JOB
Give the data below again exactly as written, without its pictures.

##### RECORD EXTRACTS

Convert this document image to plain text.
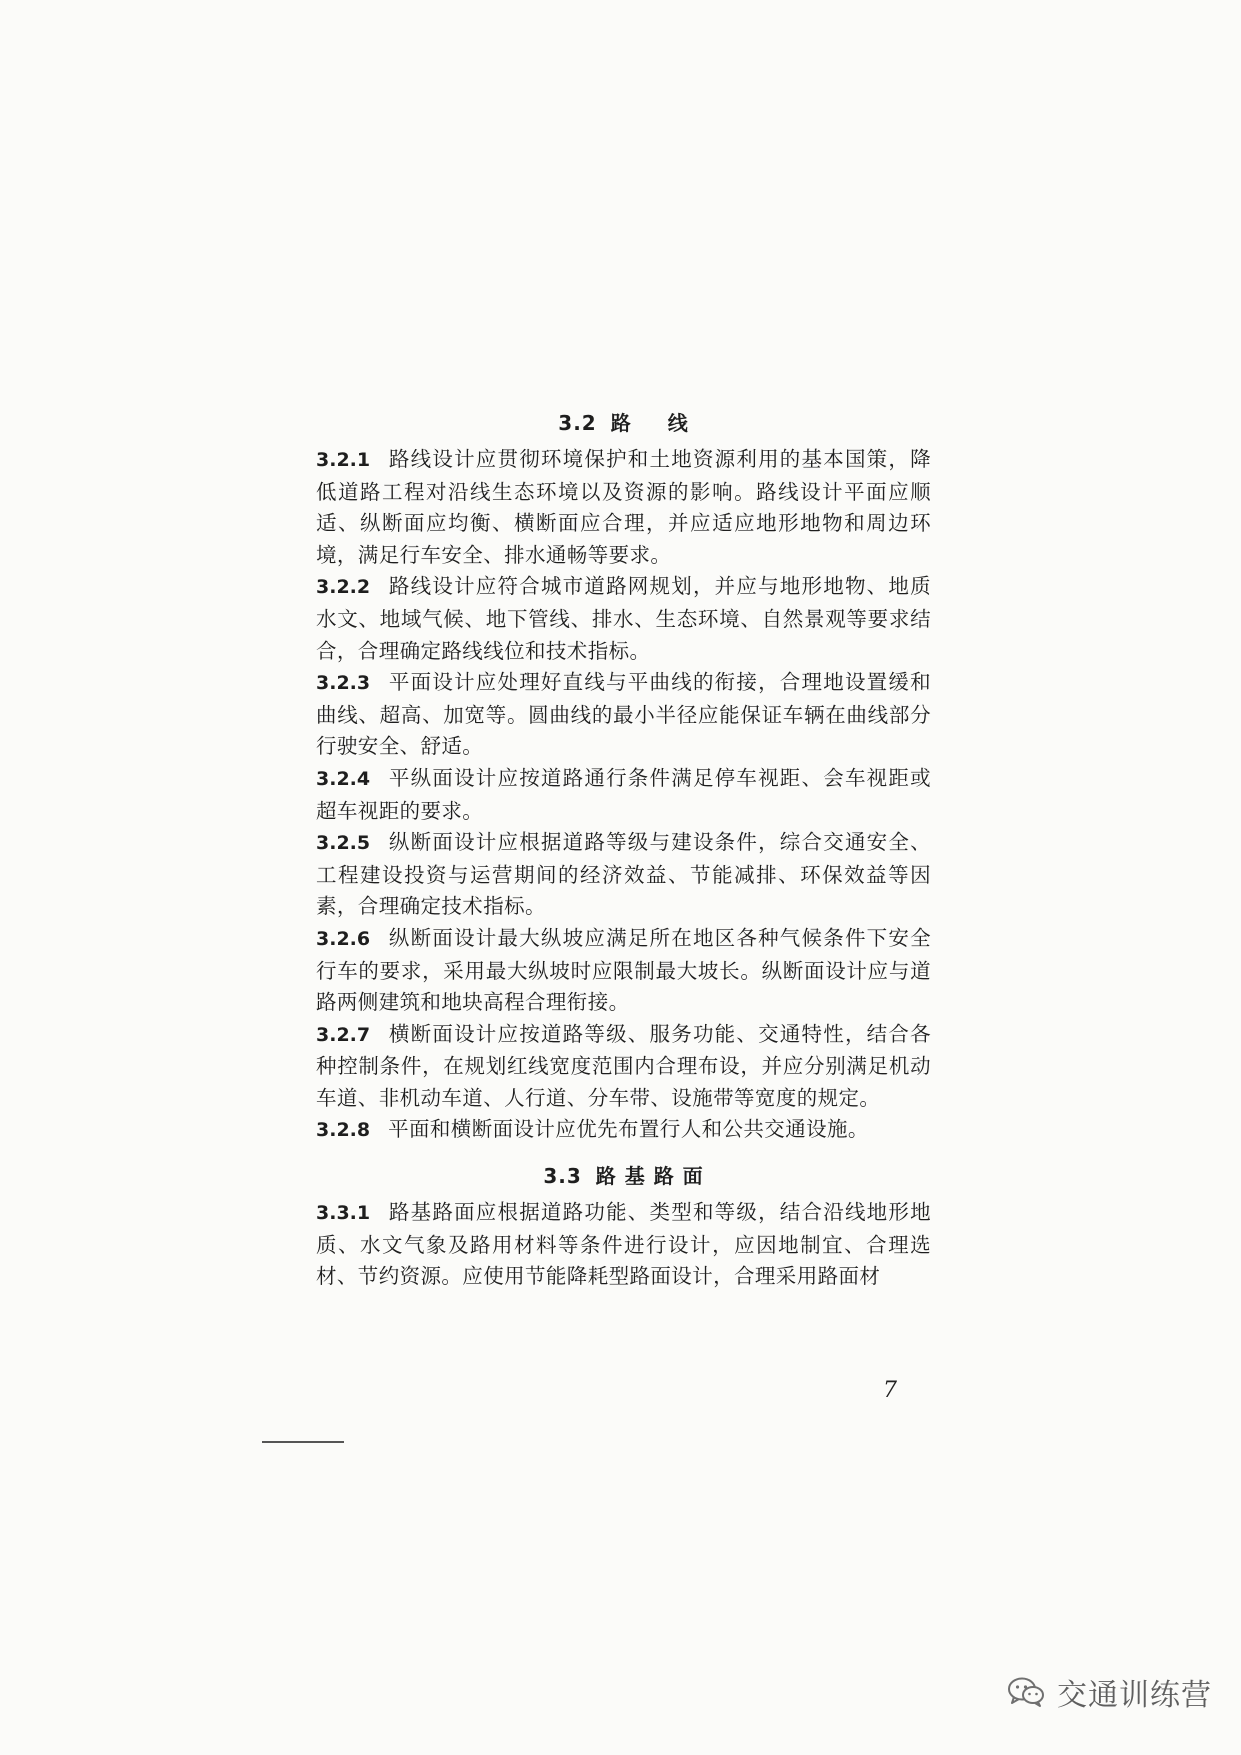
3.2 路 线

3.2.1 路线设计应贯彻环境保护和土地资源利用的基本国策，降低道路工程对沿线生态环境以及资源的影响。路线设计平面应顺适、纵断面应均衡、横断面应合理，并应适应地形地物和周边环境，满足行车安全、排水通畅等要求。

3.2.2 路线设计应符合城市道路网规划，并应与地形地物、地质水文、地域气候、地下管线、排水、生态环境、自然景观等要求结合，合理确定路线线位和技术指标。

3.2.3 平面设计应处理好直线与平曲线的衔接，合理地设置缓和曲线、超高、加宽等。圆曲线的最小半径应能保证车辆在曲线部分行驶安全、舒适。

3.2.4 平纵面设计应按道路通行条件满足停车视距、会车视距或超车视距的要求。

3.2.5 纵断面设计应根据道路等级与建设条件，综合交通安全、工程建设投资与运营期间的经济效益、节能减排、环保效益等因素，合理确定技术指标。

3.2.6 纵断面设计最大纵坡应满足所在地区各种气候条件下安全行车的要求，采用最大纵坡时应限制最大坡长。纵断面设计应与道路两侧建筑和地块高程合理衔接。

3.2.7 横断面设计应按道路等级、服务功能、交通特性，结合各种控制条件，在规划红线宽度范围内合理布设，并应分别满足机动车道、非机动车道、人行道、分车带、设施带等宽度的规定。

3.2.8 平面和横断面设计应优先布置行人和公共交通设施。

3.3 路 基 路 面

3.3.1 路基路面应根据道路功能、类型和等级，结合沿线地形地质、水文气象及路用材料等条件进行设计，应因地制宜、合理选材、节约资源。应使用节能降耗型路面设计，合理采用路面材

7
交通训练营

##########

ANSWER TO THE PROBLEM
Convert this document image to plain text.
3.2 路 线

3.2.1 路线设计应贯彻环境保护和土地资源利用的基本国策，降低道路工程对沿线生态环境以及资源的影响。路线设计平面应顺适、纵断面应均衡、横断面应合理，并应适应地形地物和周边环境，满足行车安全、排水通畅等要求。

3.2.2 路线设计应符合城市道路网规划，并应与地形地物、地质水文、地域气候、地下管线、排水、生态环境、自然景观等要求结合，合理确定路线线位和技术指标。

3.2.3 平面设计应处理好直线与平曲线的衔接，合理地设置缓和曲线、超高、加宽等。圆曲线的最小半径应能保证车辆在曲线部分行驶安全、舒适。

3.2.4 平纵面设计应按道路通行条件满足停车视距、会车视距或超车视距的要求。

3.2.5 纵断面设计应根据道路等级与建设条件，综合交通安全、工程建设投资与运营期间的经济效益、节能减排、环保效益等因素，合理确定技术指标。

3.2.6 纵断面设计最大纵坡应满足所在地区各种气候条件下安全行车的要求，采用最大纵坡时应限制最大坡长。纵断面设计应与道路两侧建筑和地块高程合理衔接。

3.2.7 横断面设计应按道路等级、服务功能、交通特性，结合各种控制条件，在规划红线宽度范围内合理布设，并应分别满足机动车道、非机动车道、人行道、分车带、设施带等宽度的规定。

3.2.8 平面和横断面设计应优先布置行人和公共交通设施。

3.3 路 基 路 面

3.3.1 路基路面应根据道路功能、类型和等级，结合沿线地形地质、水文气象及路用材料等条件进行设计，应因地制宜、合理选材、节约资源。应使用节能降耗型路面设计，合理采用路面材

7
交通训练营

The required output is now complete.